Work item »
In the entries below, find the lines that include "förklarade" and give their number as the whole reply.
□ □ □ □
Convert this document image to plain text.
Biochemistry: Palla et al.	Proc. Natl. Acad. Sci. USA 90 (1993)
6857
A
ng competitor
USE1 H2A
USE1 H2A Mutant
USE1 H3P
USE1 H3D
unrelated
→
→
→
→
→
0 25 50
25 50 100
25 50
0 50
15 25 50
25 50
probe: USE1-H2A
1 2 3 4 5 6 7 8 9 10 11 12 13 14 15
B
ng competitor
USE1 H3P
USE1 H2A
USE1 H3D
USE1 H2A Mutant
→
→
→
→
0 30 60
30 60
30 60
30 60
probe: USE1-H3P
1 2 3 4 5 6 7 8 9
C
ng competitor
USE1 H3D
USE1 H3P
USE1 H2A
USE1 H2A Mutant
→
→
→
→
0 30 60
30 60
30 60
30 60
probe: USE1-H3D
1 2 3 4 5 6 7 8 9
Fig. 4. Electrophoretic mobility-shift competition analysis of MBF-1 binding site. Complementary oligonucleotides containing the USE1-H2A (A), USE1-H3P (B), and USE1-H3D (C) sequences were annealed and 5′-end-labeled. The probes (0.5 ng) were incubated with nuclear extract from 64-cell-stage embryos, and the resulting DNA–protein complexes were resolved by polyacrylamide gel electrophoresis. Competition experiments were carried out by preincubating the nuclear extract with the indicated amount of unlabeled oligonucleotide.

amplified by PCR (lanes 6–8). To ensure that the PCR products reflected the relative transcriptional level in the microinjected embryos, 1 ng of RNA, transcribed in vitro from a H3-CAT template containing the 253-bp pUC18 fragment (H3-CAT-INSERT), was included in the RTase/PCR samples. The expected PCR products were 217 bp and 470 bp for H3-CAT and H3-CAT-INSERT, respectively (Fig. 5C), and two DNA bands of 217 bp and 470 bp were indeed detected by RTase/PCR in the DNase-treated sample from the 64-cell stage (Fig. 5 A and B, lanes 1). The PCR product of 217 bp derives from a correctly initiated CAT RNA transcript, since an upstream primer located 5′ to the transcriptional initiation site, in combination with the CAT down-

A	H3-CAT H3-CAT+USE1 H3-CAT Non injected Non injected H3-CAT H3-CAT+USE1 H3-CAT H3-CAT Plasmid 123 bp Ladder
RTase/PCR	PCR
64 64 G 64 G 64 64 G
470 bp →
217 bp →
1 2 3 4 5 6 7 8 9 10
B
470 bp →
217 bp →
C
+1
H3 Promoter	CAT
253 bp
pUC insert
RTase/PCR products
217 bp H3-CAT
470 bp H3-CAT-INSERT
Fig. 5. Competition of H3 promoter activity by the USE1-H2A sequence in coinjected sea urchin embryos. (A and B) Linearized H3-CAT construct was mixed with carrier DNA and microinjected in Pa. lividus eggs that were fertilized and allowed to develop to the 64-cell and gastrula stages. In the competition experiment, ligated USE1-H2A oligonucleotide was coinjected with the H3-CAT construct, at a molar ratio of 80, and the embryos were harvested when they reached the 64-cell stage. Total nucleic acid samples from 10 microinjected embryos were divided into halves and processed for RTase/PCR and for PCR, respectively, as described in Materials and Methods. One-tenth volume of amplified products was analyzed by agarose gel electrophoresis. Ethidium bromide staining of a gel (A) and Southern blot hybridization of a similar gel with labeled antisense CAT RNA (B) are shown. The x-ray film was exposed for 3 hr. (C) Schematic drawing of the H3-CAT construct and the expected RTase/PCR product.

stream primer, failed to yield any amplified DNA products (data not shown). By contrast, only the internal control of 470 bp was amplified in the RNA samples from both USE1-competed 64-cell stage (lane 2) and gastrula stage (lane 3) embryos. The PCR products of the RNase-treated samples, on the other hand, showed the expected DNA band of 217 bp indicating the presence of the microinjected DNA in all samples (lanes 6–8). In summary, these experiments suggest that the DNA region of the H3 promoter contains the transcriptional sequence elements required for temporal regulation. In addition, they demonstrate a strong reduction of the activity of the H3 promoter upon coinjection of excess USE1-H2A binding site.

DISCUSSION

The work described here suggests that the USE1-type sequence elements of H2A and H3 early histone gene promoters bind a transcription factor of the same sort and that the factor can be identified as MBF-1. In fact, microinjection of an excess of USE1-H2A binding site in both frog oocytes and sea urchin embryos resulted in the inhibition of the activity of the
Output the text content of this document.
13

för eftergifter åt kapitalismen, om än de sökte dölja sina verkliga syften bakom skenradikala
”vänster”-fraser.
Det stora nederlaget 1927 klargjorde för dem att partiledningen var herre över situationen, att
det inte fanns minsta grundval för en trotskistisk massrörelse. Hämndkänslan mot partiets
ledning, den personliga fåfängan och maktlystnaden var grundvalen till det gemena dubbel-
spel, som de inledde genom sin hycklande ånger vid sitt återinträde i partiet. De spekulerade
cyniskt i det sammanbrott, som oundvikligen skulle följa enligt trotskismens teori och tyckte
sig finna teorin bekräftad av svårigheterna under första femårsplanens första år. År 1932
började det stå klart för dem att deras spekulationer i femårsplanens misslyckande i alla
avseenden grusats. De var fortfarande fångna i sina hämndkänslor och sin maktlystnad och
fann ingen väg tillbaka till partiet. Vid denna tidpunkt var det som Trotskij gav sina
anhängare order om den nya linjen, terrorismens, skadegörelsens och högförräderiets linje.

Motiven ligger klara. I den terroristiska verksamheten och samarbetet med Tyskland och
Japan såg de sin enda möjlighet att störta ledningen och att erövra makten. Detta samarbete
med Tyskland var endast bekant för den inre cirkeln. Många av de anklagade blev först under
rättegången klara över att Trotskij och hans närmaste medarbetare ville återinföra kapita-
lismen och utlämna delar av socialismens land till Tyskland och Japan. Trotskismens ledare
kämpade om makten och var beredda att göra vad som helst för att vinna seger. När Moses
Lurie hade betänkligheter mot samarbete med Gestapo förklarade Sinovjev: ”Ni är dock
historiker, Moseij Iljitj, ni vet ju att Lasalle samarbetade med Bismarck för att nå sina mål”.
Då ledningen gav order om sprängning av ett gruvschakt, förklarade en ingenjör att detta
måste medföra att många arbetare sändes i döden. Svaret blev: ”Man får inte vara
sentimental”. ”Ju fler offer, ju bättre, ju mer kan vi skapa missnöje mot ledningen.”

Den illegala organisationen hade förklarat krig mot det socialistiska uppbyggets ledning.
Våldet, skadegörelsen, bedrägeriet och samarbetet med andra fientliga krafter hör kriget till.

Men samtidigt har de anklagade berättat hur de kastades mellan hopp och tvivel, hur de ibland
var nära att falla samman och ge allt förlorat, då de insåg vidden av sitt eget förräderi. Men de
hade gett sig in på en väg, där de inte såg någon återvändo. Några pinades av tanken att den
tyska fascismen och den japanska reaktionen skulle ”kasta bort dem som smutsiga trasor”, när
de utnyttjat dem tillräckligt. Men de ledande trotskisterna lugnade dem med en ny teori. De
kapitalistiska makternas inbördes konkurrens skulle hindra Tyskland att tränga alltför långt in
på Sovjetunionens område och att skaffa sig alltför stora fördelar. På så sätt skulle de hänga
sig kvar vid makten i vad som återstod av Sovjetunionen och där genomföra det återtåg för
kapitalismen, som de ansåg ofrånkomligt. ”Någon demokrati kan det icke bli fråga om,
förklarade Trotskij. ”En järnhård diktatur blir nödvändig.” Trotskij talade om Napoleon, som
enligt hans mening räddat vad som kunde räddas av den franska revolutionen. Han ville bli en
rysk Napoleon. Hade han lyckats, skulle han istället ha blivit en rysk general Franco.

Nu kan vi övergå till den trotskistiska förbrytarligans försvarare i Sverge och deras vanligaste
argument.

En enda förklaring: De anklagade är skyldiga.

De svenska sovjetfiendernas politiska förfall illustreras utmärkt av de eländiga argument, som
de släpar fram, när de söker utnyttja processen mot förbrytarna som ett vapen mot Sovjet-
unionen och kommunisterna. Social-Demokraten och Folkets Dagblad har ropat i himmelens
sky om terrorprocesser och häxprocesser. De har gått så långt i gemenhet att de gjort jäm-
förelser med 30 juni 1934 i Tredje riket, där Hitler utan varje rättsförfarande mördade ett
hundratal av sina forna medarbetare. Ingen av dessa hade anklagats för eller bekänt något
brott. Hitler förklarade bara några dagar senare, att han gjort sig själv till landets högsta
□ □ □ □
Exercise answer »
4